THE TASK:
Report how many lines hold the word "space"; give nothing but the number.

— START DATA ENTRIES —

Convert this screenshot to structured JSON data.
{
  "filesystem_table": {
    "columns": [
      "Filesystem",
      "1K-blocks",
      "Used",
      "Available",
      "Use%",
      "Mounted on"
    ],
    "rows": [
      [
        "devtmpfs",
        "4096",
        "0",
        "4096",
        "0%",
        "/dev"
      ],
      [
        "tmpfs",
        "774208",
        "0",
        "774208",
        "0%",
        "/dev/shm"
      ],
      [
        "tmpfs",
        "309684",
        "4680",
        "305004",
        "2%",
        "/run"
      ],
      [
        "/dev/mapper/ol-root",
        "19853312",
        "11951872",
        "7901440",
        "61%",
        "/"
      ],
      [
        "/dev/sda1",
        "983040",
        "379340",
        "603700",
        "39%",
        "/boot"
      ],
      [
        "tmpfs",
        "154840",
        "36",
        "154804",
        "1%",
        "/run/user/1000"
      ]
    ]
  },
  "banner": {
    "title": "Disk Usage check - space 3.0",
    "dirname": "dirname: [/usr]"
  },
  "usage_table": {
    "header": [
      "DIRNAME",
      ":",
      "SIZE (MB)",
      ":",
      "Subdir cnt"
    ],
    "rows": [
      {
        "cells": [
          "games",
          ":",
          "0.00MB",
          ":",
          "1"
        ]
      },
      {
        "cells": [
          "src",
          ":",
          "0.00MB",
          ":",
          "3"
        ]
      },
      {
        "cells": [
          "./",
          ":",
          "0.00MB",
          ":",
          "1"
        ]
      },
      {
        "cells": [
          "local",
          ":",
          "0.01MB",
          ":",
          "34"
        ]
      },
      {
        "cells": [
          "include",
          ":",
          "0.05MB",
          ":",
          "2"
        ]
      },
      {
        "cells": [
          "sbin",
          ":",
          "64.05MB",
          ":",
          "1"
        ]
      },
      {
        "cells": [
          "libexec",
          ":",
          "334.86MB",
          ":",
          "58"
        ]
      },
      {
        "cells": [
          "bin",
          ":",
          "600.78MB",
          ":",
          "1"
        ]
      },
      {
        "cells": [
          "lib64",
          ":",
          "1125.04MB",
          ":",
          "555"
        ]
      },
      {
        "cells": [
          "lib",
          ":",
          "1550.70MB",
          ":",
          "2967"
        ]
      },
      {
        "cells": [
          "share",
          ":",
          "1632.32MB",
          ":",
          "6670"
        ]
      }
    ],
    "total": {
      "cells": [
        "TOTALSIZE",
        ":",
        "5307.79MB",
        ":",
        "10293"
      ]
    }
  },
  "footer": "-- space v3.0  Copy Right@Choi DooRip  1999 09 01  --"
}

— END DATA ENTRIES —

TASK RESULT:
2